*YOUR INSTRUCTIONS*
Pick out each line of the records in which the word "Metrics" appears.

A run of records
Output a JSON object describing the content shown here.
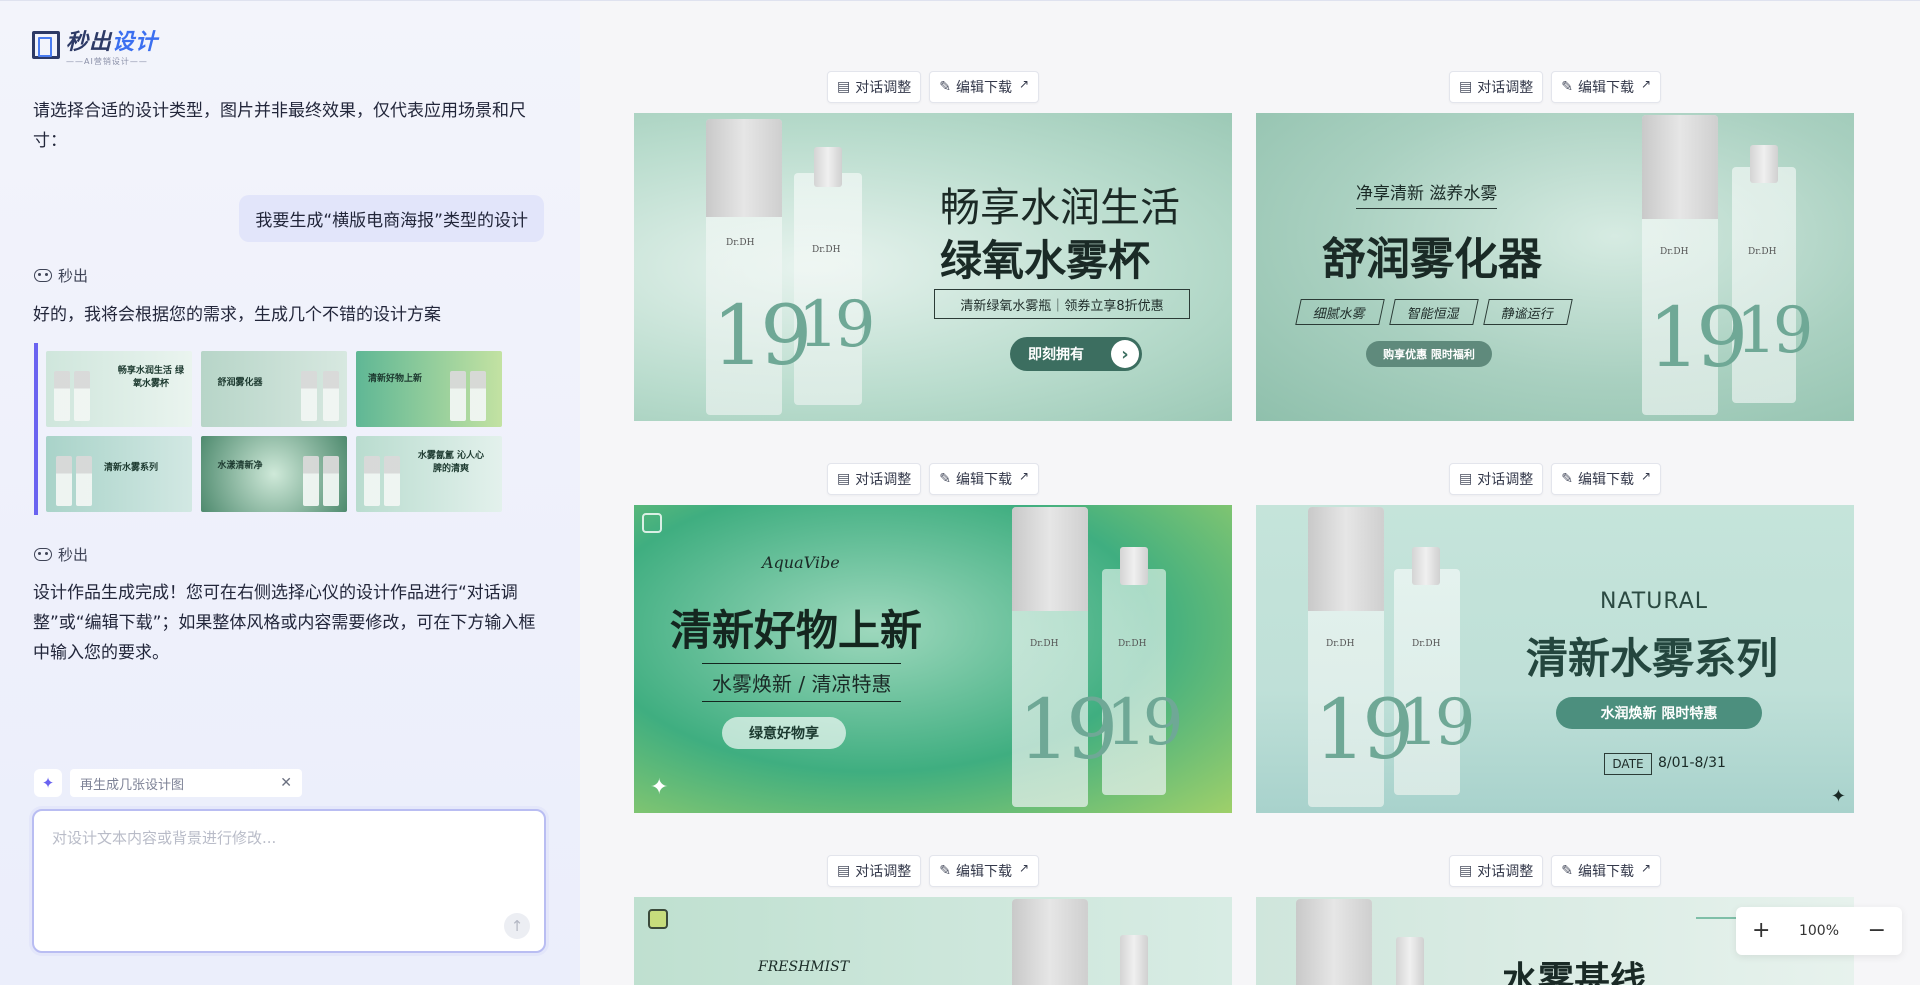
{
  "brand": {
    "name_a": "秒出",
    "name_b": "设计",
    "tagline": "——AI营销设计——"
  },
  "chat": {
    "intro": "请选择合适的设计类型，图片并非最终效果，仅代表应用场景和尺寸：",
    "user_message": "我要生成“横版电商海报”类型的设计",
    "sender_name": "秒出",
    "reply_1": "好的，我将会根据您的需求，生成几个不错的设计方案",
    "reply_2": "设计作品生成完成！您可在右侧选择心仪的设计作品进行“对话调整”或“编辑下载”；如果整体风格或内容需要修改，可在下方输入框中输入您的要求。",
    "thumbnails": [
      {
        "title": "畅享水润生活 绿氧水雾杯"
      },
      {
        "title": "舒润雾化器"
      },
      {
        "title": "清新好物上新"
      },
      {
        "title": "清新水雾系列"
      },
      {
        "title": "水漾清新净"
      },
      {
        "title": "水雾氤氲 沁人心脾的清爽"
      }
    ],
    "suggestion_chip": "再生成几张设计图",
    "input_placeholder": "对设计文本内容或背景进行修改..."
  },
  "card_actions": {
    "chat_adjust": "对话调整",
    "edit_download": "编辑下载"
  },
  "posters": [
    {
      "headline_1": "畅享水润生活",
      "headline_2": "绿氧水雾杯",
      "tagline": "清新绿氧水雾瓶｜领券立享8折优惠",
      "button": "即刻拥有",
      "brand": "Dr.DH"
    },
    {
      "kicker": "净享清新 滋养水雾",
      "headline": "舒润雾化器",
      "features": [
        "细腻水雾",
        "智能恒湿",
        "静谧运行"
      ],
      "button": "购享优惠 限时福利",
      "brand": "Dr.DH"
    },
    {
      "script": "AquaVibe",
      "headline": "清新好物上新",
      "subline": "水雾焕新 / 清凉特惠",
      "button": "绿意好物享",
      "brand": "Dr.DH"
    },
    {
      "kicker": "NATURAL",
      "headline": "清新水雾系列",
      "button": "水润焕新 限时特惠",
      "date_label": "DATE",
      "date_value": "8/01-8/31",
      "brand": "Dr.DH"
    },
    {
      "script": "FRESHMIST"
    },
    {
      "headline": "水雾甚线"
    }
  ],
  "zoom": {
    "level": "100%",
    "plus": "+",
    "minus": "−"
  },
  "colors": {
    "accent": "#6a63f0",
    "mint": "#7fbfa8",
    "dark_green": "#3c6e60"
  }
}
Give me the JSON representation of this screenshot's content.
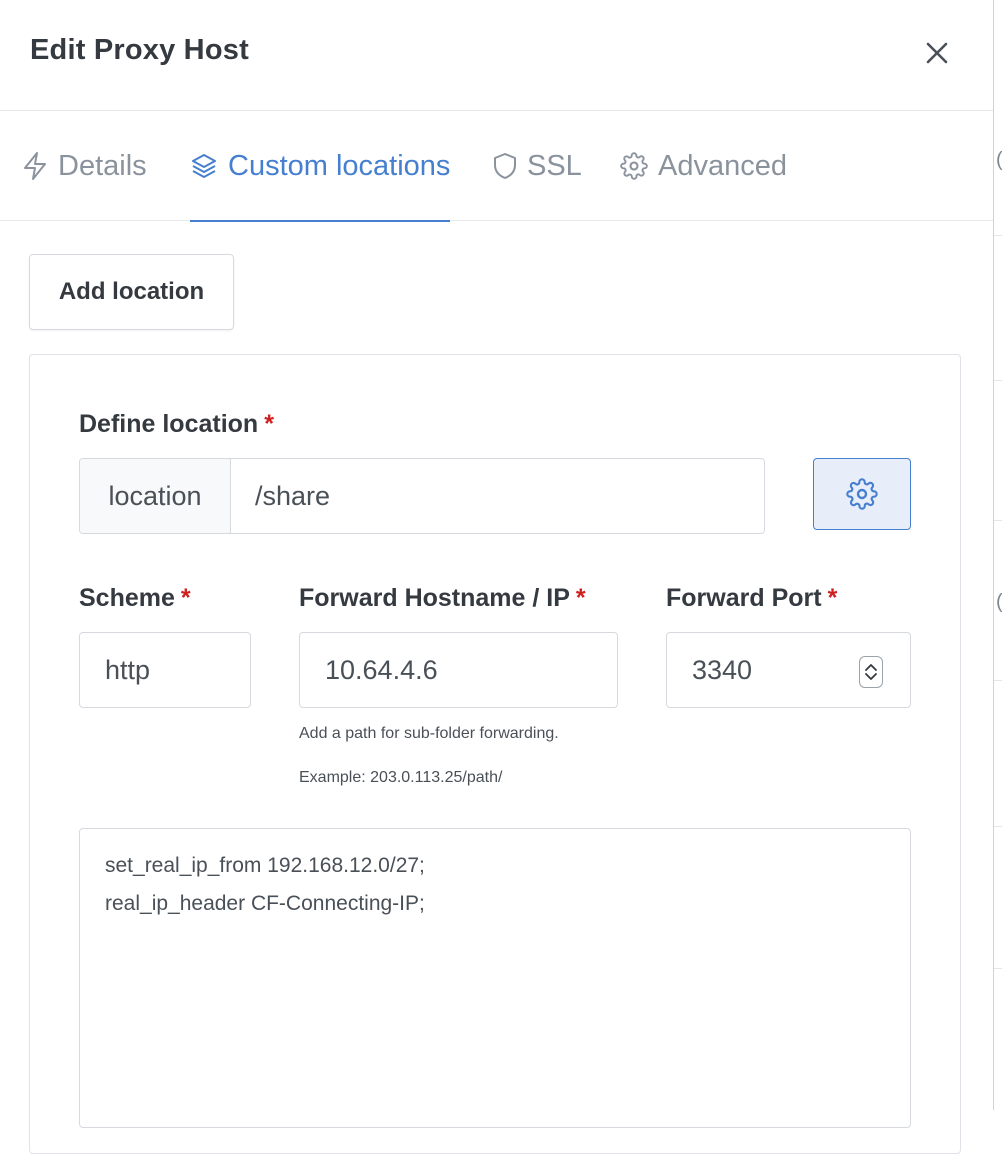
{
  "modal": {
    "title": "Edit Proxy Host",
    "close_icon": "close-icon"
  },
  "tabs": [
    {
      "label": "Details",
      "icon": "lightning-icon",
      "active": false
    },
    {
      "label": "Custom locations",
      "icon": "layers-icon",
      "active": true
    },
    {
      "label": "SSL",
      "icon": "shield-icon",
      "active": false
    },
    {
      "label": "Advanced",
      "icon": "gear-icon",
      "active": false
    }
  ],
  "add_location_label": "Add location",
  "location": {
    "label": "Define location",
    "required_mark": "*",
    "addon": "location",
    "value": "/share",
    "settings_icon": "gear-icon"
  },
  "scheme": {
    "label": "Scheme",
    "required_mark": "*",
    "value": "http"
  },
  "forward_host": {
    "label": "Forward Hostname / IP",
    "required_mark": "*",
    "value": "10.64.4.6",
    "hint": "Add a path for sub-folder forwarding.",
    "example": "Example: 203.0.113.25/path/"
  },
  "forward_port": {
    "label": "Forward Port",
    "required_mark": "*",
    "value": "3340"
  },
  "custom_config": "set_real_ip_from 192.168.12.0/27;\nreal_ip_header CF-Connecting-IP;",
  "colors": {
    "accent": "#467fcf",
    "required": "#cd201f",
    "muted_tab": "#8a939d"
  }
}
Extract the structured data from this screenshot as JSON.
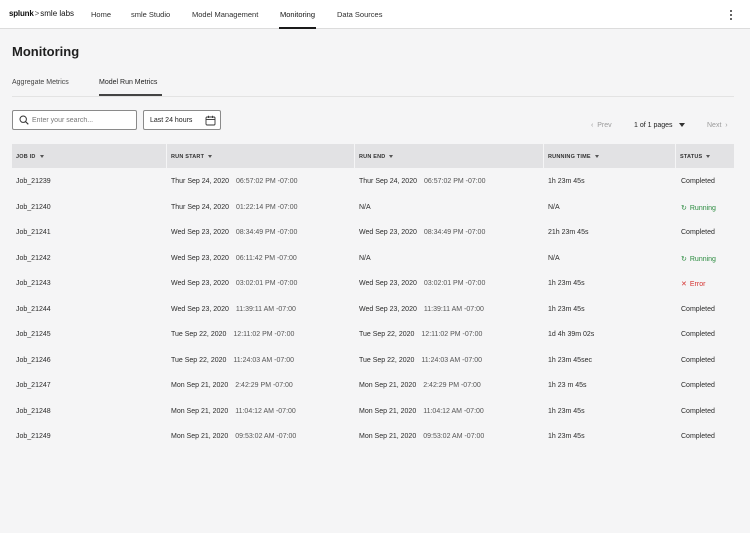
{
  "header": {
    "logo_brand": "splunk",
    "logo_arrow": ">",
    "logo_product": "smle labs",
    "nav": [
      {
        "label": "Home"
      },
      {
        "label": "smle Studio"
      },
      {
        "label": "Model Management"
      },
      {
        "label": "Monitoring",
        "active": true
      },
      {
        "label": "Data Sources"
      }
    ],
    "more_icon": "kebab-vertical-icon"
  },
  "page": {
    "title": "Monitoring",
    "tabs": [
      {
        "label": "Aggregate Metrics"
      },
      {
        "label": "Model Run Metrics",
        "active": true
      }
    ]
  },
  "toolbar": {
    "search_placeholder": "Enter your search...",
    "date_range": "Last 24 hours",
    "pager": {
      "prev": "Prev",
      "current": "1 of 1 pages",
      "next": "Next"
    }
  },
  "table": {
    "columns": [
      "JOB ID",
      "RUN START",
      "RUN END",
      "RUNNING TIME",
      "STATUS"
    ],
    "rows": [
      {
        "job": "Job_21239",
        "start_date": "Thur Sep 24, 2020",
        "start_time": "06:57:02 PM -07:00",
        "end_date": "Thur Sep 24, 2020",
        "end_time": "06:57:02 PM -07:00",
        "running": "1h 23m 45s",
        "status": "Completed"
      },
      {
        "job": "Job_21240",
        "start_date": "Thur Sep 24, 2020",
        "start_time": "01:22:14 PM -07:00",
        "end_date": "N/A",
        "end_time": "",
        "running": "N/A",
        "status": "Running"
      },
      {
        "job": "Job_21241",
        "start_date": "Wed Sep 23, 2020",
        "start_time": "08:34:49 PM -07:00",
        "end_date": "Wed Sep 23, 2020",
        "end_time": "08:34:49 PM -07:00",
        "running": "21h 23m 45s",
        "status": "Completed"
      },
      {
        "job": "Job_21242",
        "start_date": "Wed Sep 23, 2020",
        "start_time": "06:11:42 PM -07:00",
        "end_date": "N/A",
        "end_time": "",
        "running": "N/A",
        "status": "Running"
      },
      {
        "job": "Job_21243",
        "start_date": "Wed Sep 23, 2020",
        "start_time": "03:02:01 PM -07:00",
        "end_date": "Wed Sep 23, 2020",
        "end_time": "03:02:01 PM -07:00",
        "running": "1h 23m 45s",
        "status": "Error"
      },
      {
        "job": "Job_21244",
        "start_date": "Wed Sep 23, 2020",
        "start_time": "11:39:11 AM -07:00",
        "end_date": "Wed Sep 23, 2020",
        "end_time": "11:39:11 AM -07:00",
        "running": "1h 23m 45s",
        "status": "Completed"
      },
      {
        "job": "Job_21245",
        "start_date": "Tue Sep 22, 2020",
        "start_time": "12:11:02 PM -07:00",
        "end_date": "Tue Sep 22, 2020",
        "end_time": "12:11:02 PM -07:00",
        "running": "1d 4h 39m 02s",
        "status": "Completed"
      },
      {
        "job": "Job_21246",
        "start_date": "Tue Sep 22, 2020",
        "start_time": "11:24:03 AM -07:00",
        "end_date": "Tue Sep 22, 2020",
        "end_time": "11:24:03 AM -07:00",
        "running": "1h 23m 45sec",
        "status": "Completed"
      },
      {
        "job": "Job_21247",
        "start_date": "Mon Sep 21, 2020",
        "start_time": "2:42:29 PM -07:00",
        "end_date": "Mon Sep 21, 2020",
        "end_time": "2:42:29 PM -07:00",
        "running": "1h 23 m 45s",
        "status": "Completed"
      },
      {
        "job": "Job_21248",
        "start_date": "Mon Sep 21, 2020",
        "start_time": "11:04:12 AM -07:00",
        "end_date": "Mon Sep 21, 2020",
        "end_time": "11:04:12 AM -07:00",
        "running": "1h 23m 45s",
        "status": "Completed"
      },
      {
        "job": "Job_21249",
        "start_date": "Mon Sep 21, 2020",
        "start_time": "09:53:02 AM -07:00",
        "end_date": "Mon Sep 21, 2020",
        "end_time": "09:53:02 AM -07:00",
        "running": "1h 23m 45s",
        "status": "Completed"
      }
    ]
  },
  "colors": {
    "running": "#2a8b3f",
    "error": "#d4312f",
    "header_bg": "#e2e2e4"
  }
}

*RIGHT ANSWER*
        "label": "Aggregate Metrics"
        "label": "Model Run Metrics",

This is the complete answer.